Only lines with the string "服务大发展" matter here; gather them from the material below.
▼
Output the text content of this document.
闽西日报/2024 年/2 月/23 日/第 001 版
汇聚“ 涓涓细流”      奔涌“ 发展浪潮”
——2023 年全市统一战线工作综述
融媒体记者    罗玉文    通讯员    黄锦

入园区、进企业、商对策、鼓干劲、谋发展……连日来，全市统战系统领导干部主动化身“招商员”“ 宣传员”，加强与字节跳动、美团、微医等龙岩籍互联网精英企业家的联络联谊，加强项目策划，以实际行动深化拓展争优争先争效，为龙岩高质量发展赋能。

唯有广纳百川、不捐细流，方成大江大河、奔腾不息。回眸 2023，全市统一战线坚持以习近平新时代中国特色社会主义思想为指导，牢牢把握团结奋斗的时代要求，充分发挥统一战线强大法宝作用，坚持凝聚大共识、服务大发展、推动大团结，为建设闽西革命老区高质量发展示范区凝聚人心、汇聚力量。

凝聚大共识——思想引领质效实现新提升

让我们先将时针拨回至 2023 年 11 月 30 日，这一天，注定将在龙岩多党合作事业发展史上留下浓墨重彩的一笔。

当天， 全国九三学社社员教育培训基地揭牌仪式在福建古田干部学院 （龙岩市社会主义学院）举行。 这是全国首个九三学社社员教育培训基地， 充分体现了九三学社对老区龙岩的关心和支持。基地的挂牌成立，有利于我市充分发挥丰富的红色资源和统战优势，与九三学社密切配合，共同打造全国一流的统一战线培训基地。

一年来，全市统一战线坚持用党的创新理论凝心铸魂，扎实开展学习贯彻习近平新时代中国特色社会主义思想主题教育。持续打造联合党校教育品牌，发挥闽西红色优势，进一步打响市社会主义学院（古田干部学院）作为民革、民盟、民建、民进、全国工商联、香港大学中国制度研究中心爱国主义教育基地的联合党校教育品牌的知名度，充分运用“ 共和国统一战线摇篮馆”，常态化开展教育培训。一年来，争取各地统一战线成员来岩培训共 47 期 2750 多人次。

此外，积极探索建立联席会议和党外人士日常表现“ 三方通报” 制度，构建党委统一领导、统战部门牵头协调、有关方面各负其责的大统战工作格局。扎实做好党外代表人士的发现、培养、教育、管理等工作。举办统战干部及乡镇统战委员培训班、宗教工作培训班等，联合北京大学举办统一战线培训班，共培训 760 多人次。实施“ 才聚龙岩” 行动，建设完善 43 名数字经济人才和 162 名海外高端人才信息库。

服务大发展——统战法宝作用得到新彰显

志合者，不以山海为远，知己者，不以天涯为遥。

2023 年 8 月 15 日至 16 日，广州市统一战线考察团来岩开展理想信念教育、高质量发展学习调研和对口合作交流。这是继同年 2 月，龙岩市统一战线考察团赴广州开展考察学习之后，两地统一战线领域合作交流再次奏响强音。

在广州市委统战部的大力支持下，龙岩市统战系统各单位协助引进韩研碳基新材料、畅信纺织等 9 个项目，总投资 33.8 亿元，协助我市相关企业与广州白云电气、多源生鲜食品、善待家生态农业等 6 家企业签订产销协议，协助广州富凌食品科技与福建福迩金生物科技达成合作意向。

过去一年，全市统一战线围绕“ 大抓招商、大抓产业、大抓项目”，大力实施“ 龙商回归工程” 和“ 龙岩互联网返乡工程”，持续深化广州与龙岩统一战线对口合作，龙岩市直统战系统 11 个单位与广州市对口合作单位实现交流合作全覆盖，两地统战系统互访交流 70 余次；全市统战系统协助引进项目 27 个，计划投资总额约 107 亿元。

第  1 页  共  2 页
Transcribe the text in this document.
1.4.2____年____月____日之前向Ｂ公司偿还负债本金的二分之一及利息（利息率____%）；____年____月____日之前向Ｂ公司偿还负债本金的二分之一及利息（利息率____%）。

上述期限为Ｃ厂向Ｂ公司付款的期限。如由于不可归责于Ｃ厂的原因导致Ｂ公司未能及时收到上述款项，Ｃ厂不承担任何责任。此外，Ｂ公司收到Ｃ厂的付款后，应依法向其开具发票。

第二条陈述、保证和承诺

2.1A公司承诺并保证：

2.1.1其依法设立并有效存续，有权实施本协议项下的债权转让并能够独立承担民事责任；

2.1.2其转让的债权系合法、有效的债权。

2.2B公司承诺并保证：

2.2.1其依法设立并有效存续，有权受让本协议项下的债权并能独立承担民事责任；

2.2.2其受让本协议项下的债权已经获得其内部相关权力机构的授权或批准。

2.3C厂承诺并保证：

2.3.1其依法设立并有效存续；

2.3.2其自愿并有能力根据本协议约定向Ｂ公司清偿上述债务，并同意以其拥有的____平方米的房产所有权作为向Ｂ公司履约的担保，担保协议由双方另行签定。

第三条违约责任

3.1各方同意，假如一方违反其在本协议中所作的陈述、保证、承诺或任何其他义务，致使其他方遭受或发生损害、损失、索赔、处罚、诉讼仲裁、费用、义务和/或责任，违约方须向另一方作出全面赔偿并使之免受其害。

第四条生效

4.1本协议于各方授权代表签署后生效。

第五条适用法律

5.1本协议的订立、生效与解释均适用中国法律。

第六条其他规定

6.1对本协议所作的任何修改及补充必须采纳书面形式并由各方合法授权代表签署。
▲
IN RESPONSE:
唯有广纳百川、不捐细流，方成大江大河、奔腾不息。回眸 2023，全市统一战线坚持以习近平新时代中国特色社会主义思想为指导，牢牢把握团结奋斗的时代要求，充分发挥统一战线强大法宝作用，坚持凝聚大共识、服务大发展、推动大团结，为建设闽西革命老区高质量发展示范区凝聚人心、汇聚力量。
服务大发展——统战法宝作用得到新彰显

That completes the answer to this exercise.